Write the data out again in full, with no departure from the original.

* RECORDS SUPPLIED
# # # # #

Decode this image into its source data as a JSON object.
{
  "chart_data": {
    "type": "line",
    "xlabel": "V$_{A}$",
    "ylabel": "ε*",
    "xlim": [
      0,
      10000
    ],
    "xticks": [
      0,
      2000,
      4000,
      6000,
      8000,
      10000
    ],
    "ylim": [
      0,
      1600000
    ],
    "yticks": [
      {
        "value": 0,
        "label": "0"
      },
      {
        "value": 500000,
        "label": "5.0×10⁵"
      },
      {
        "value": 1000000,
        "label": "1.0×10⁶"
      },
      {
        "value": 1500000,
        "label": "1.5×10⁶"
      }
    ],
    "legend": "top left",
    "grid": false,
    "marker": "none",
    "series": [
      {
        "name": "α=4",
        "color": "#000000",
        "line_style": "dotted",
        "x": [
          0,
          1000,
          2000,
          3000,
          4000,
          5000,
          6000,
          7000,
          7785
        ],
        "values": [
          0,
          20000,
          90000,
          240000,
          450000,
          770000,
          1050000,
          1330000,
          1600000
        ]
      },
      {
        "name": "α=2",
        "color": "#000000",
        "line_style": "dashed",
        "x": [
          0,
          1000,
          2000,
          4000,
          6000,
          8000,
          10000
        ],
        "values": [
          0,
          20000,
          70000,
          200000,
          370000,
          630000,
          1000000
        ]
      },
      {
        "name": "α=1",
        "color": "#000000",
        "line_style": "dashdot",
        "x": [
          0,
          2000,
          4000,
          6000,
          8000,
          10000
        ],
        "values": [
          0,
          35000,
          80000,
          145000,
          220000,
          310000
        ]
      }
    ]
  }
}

# # # # #

* SOLUTION FOR THIS PROBLEM
Decode this image into its source data as a JSON object.
{
  "chart_data": {
    "type": "line",
    "xlabel": "V$_{A}$",
    "ylabel": "ε*",
    "xlim": [
      0,
      10000
    ],
    "xticks": [
      0,
      2000,
      4000,
      6000,
      8000,
      10000
    ],
    "ylim": [
      0,
      1600000
    ],
    "yticks": [
      {
        "value": 0,
        "label": "0"
      },
      {
        "value": 500000,
        "label": "5.0×10⁵"
      },
      {
        "value": 1000000,
        "label": "1.0×10⁶"
      },
      {
        "value": 1500000,
        "label": "1.5×10⁶"
      }
    ],
    "legend": "top left",
    "grid": false,
    "marker": "none",
    "series": [
      {
        "name": "α=4",
        "color": "#000000",
        "line_style": "dotted",
        "x": [
          0,
          1000,
          2000,
          3000,
          4000,
          5000,
          6000,
          7000,
          7785
        ],
        "values": [
          0,
          20000,
          90000,
          240000,
          450000,
          770000,
          1050000,
          1330000,
          1600000
        ]
      },
      {
        "name": "α=2",
        "color": "#000000",
        "line_style": "dashed",
        "x": [
          0,
          1000,
          2000,
          4000,
          6000,
          8000,
          10000
        ],
        "values": [
          0,
          20000,
          70000,
          200000,
          370000,
          630000,
          1000000
        ]
      },
      {
        "name": "α=1",
        "color": "#000000",
        "line_style": "dashdot",
        "x": [
          0,
          2000,
          4000,
          6000,
          8000,
          10000
        ],
        "values": [
          0,
          35000,
          80000,
          145000,
          220000,
          310000
        ]
      }
    ]
  }
}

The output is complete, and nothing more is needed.